* Problem statement
Search the data for the word "JSON" and copy every line where it occurs.

* Dataset records
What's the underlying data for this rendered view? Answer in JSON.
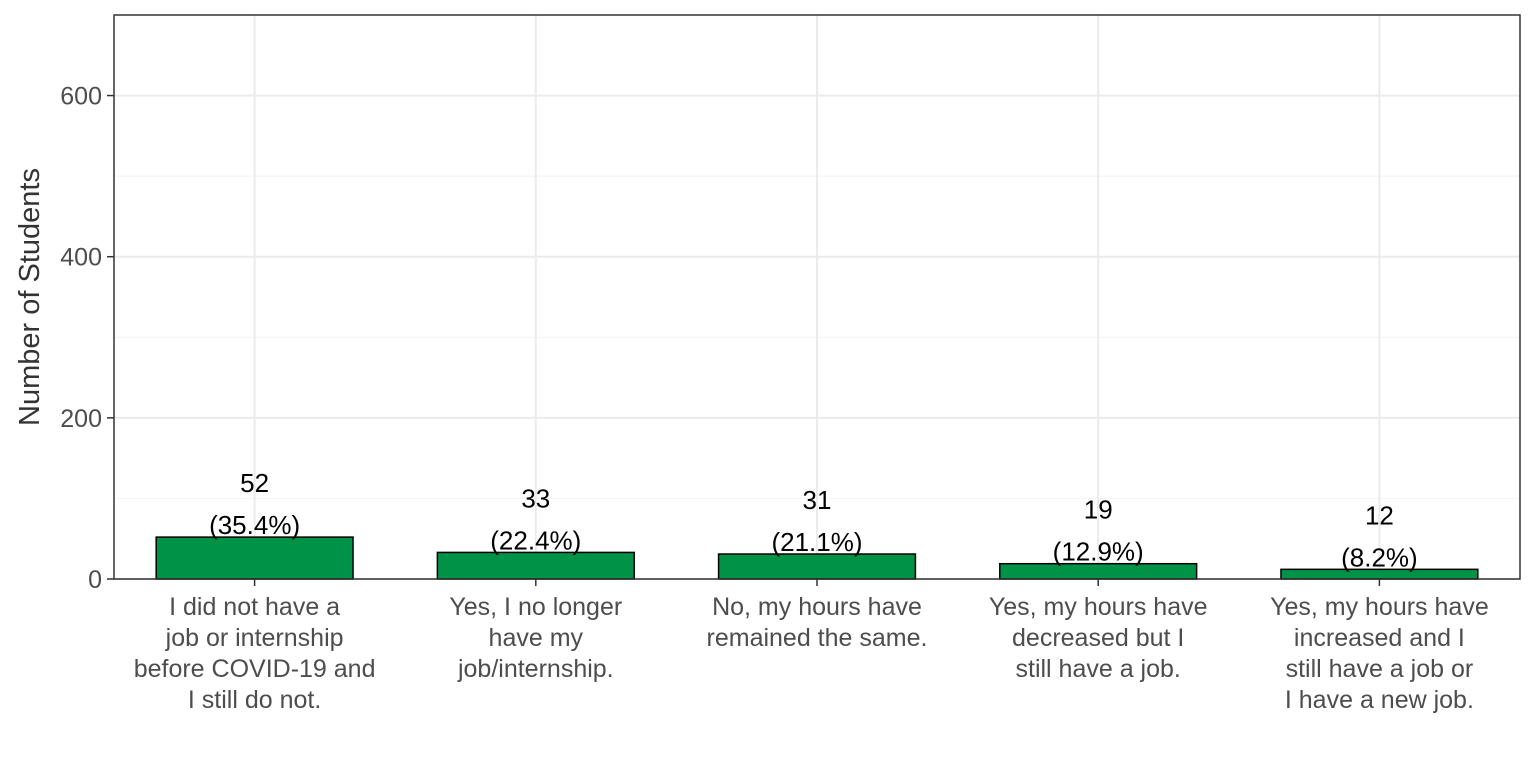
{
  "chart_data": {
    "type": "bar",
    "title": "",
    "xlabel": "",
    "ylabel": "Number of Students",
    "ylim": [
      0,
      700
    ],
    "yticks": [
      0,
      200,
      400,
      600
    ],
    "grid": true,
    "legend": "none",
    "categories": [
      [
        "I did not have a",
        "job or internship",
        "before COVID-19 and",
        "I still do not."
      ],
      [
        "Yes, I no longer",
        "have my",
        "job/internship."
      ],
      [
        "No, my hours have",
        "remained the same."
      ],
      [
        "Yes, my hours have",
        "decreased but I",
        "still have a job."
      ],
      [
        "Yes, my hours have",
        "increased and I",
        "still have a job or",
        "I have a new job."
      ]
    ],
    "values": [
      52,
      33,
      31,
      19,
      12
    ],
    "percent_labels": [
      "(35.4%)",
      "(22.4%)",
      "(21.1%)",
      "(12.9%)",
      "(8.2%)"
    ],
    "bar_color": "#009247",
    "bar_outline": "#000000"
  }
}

* * *

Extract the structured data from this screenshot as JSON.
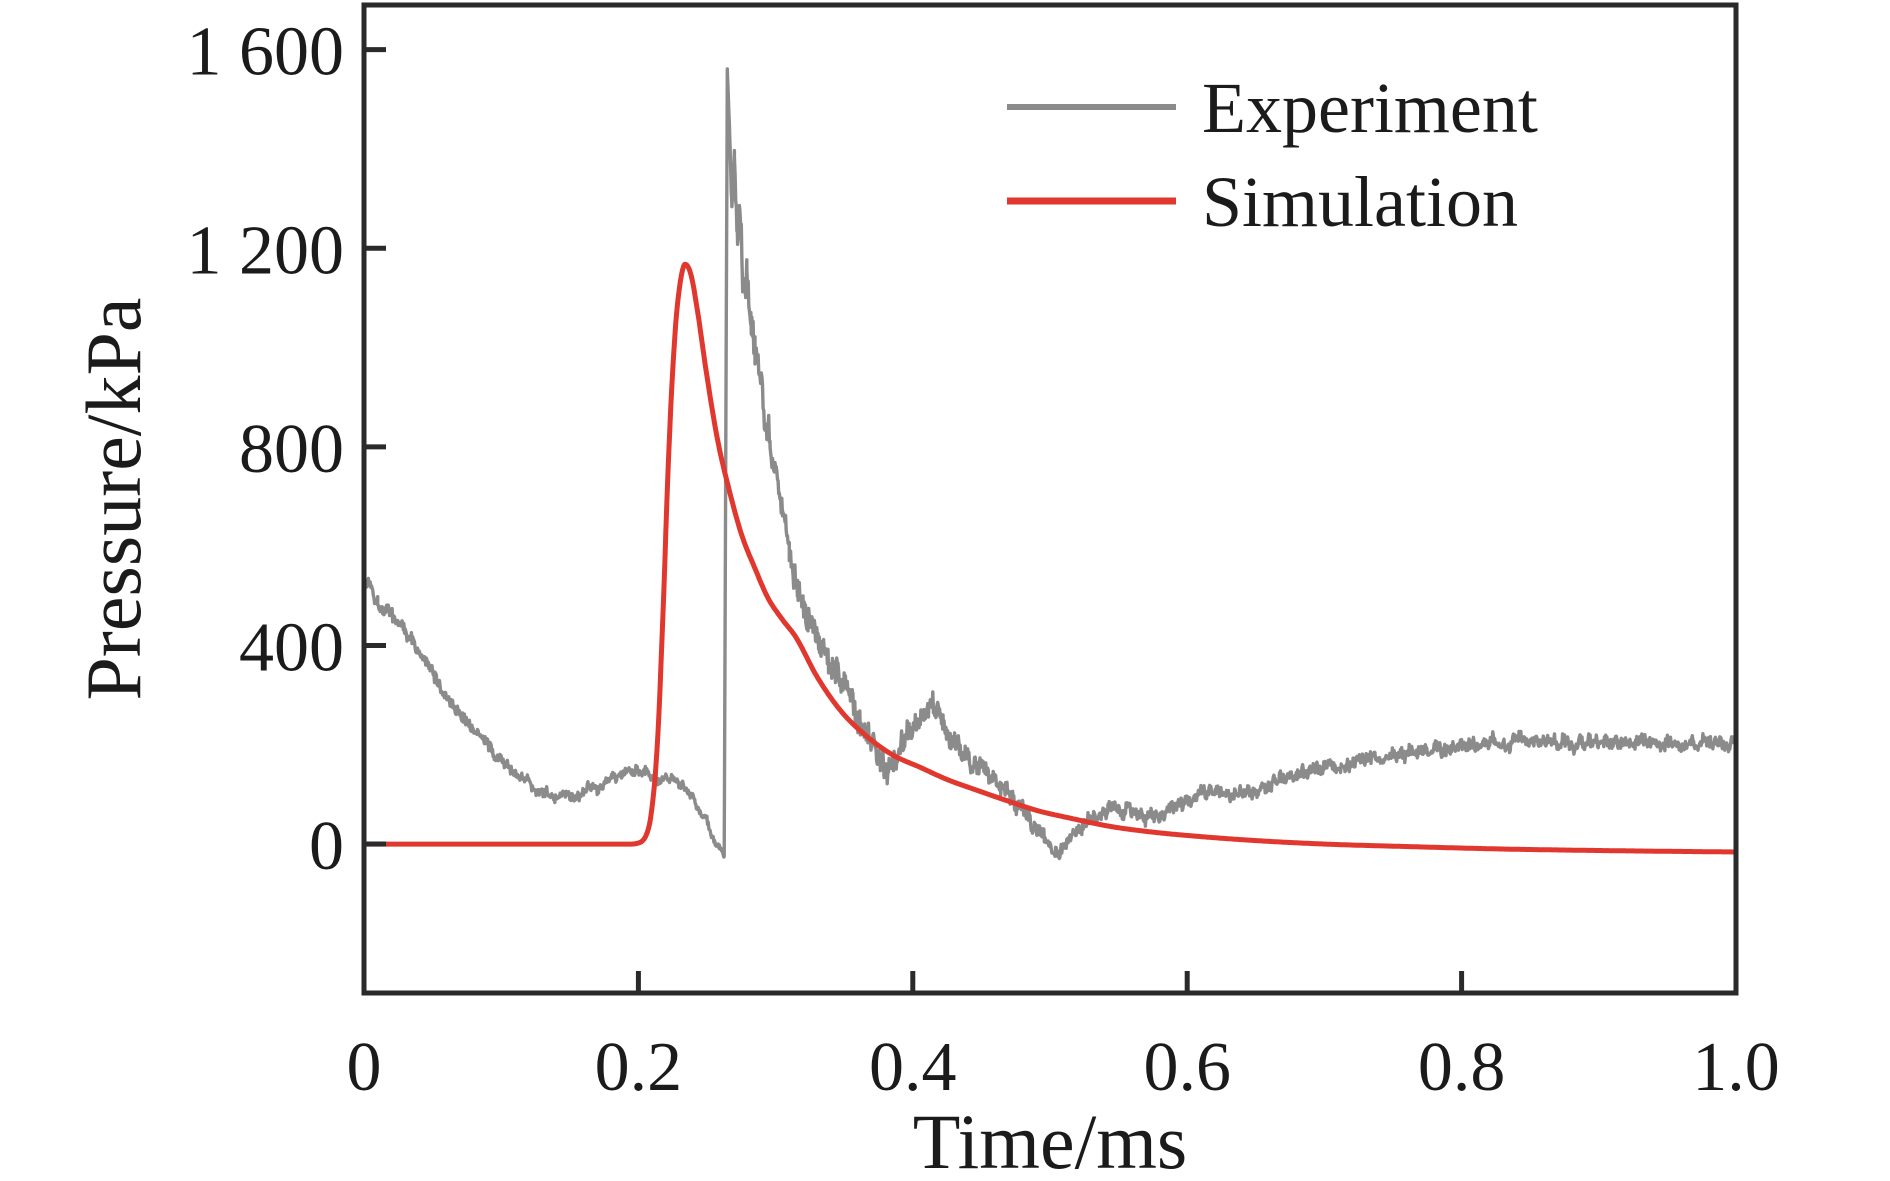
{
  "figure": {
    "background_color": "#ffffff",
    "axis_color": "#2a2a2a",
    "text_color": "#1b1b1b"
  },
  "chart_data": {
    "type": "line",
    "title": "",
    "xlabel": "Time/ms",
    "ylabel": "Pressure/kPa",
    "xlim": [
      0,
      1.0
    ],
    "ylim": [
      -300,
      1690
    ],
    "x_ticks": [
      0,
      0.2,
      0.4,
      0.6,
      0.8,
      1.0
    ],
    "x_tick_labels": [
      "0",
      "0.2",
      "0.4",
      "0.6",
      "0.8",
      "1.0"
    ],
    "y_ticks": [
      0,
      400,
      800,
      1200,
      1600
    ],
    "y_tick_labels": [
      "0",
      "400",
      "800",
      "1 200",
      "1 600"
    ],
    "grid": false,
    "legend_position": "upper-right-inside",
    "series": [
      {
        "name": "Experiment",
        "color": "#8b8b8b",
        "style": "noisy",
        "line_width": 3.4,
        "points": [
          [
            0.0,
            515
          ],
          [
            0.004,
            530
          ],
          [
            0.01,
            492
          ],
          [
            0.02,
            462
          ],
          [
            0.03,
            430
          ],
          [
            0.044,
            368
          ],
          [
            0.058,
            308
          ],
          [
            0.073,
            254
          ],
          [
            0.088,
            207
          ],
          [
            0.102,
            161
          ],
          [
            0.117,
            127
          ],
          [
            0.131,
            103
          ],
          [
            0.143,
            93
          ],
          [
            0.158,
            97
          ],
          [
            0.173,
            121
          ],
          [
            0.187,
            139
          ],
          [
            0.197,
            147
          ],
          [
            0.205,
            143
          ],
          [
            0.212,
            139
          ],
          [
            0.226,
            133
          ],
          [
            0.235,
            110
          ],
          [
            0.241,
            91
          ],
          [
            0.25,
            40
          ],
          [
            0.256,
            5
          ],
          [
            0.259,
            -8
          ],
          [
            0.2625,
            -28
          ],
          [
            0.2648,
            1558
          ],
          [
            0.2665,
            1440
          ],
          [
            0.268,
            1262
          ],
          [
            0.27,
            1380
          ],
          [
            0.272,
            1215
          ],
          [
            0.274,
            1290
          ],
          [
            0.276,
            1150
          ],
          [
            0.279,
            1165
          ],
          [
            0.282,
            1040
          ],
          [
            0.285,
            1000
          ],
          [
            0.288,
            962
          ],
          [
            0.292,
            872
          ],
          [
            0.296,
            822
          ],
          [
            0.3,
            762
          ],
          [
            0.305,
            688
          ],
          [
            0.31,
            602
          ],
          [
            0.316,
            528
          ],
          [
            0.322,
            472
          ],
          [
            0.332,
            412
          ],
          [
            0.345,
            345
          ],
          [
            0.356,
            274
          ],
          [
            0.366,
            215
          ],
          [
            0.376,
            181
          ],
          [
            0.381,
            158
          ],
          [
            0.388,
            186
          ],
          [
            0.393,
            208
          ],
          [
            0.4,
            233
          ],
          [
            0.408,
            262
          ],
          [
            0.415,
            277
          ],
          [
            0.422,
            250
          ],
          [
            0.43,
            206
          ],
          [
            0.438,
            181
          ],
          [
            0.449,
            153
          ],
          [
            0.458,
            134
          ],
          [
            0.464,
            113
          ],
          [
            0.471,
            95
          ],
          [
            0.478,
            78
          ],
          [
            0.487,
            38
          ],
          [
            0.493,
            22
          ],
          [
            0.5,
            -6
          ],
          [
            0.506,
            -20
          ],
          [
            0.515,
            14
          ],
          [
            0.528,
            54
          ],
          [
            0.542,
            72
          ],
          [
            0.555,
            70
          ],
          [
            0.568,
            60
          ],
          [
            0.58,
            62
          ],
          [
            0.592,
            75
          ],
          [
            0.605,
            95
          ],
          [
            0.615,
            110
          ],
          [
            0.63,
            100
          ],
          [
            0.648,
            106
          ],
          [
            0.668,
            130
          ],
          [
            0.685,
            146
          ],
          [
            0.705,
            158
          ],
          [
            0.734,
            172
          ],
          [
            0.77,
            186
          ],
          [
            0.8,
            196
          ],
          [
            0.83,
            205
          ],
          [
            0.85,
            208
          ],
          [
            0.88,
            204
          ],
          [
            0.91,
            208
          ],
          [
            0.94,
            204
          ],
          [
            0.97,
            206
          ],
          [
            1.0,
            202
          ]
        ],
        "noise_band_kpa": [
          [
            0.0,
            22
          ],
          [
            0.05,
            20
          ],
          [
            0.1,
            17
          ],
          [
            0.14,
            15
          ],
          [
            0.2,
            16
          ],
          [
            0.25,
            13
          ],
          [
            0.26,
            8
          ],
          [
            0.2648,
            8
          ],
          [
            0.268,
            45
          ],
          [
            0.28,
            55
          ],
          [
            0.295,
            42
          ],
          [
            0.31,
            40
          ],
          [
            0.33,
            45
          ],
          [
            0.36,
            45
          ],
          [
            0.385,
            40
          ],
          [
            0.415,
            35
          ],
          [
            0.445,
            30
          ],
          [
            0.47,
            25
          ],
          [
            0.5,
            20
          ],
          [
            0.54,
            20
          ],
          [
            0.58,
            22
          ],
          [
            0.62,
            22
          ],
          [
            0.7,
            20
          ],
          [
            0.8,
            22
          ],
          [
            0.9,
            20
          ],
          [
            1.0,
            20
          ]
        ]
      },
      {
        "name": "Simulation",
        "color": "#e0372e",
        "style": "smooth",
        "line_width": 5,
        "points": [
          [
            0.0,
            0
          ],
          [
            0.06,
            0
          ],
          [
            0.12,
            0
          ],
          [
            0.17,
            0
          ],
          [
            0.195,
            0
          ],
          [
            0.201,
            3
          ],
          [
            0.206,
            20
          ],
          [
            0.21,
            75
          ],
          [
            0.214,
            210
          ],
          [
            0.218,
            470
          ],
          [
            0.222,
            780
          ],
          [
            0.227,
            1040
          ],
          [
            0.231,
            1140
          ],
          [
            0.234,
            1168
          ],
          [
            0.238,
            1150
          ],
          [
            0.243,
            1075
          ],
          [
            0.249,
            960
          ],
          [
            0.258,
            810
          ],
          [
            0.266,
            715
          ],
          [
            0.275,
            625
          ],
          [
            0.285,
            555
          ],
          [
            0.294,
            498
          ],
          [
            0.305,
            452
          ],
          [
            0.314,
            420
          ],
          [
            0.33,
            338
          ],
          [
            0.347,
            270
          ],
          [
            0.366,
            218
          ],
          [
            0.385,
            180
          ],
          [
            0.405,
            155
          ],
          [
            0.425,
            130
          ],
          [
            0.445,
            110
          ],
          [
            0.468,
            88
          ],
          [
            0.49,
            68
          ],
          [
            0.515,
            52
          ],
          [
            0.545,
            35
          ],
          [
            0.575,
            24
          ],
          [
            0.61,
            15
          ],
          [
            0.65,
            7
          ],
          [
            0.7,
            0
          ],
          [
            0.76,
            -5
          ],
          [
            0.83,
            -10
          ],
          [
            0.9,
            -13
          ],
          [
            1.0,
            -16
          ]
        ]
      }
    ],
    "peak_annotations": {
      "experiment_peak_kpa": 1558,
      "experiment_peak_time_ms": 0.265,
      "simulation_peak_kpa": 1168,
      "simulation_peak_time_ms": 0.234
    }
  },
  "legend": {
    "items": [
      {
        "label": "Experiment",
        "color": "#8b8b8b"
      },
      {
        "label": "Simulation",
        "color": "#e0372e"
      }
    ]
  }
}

* Reply to the exercise
What's the underlying data for this rendered view? Answer in JSON.
Extract the structured data from this screenshot as JSON.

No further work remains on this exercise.